## TASK REQUIREMENTS:
For each line in the data below that holds "JSON", return a copy.

## DATASET CONTENT:
★ ★ ★
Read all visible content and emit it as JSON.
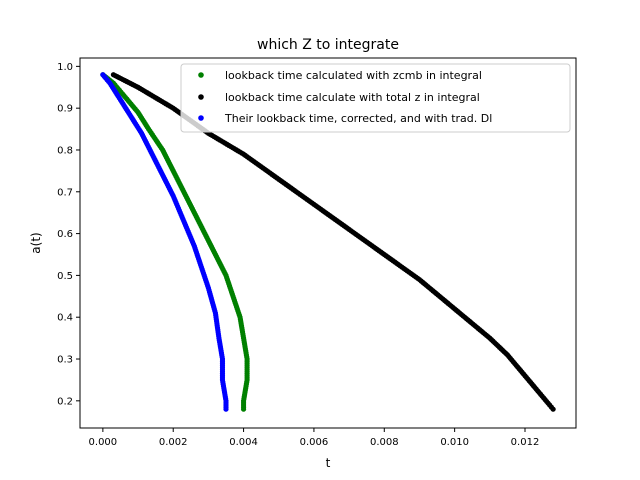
{
  "chart_data": {
    "type": "scatter",
    "title": "which Z to integrate",
    "xlabel": "t",
    "ylabel": "a(t)",
    "xlim": [
      -0.00065,
      0.01345
    ],
    "ylim": [
      0.135,
      1.02
    ],
    "xticks": [
      0.0,
      0.002,
      0.004,
      0.006,
      0.008,
      0.01,
      0.012
    ],
    "xtick_labels": [
      "0.000",
      "0.002",
      "0.004",
      "0.006",
      "0.008",
      "0.010",
      "0.012"
    ],
    "yticks": [
      0.2,
      0.3,
      0.4,
      0.5,
      0.6,
      0.7,
      0.8,
      0.9,
      1.0
    ],
    "ytick_labels": [
      "0.2",
      "0.3",
      "0.4",
      "0.5",
      "0.6",
      "0.7",
      "0.8",
      "0.9",
      "1.0"
    ],
    "grid": false,
    "legend_position": "top-right",
    "series": [
      {
        "name": "lookback time calculated with zcmb in integral",
        "color": "#008000",
        "points": [
          [
            0.0,
            0.98
          ],
          [
            0.0003,
            0.96
          ],
          [
            0.0006,
            0.93
          ],
          [
            0.001,
            0.89
          ],
          [
            0.0013,
            0.85
          ],
          [
            0.0017,
            0.8
          ],
          [
            0.002,
            0.75
          ],
          [
            0.0023,
            0.7
          ],
          [
            0.0026,
            0.65
          ],
          [
            0.0029,
            0.6
          ],
          [
            0.0032,
            0.55
          ],
          [
            0.0035,
            0.5
          ],
          [
            0.0037,
            0.45
          ],
          [
            0.0039,
            0.4
          ],
          [
            0.004,
            0.35
          ],
          [
            0.0041,
            0.3
          ],
          [
            0.0041,
            0.25
          ],
          [
            0.004,
            0.2
          ],
          [
            0.004,
            0.18
          ]
        ]
      },
      {
        "name": "lookback time calculate with total z in integral",
        "color": "#000000",
        "points": [
          [
            0.0003,
            0.98
          ],
          [
            0.001,
            0.95
          ],
          [
            0.002,
            0.9
          ],
          [
            0.003,
            0.84
          ],
          [
            0.004,
            0.79
          ],
          [
            0.005,
            0.73
          ],
          [
            0.006,
            0.67
          ],
          [
            0.007,
            0.61
          ],
          [
            0.008,
            0.55
          ],
          [
            0.009,
            0.49
          ],
          [
            0.01,
            0.42
          ],
          [
            0.011,
            0.35
          ],
          [
            0.0115,
            0.31
          ],
          [
            0.012,
            0.26
          ],
          [
            0.0124,
            0.22
          ],
          [
            0.0127,
            0.19
          ],
          [
            0.0128,
            0.18
          ]
        ]
      },
      {
        "name": "Their lookback time, corrected, and with trad. Dl",
        "color": "#0000ff",
        "points": [
          [
            0.0,
            0.98
          ],
          [
            0.0002,
            0.96
          ],
          [
            0.0005,
            0.92
          ],
          [
            0.0008,
            0.88
          ],
          [
            0.0011,
            0.84
          ],
          [
            0.0014,
            0.79
          ],
          [
            0.0017,
            0.74
          ],
          [
            0.002,
            0.69
          ],
          [
            0.0023,
            0.63
          ],
          [
            0.0026,
            0.57
          ],
          [
            0.0028,
            0.52
          ],
          [
            0.003,
            0.47
          ],
          [
            0.0032,
            0.41
          ],
          [
            0.0033,
            0.35
          ],
          [
            0.0034,
            0.3
          ],
          [
            0.0034,
            0.25
          ],
          [
            0.0035,
            0.2
          ],
          [
            0.0035,
            0.18
          ]
        ]
      }
    ]
  }
}
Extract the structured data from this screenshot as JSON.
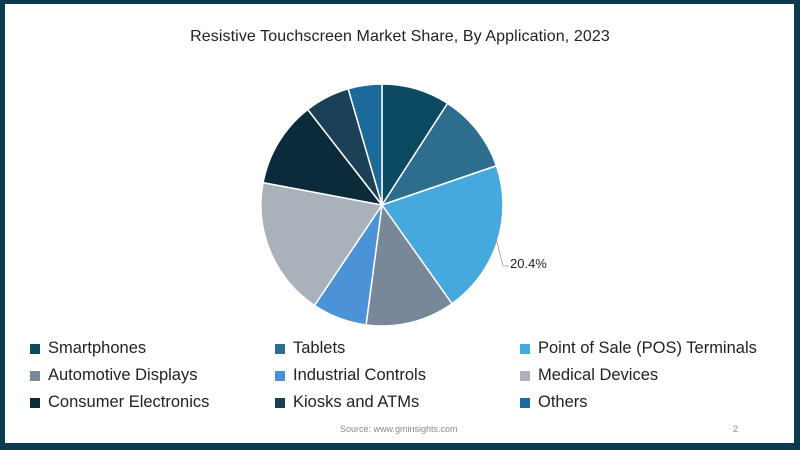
★ ★ ★
## THE OUTPUT:
Read all visible content and emit it as JSON.
Extract the structured data from this screenshot as JSON.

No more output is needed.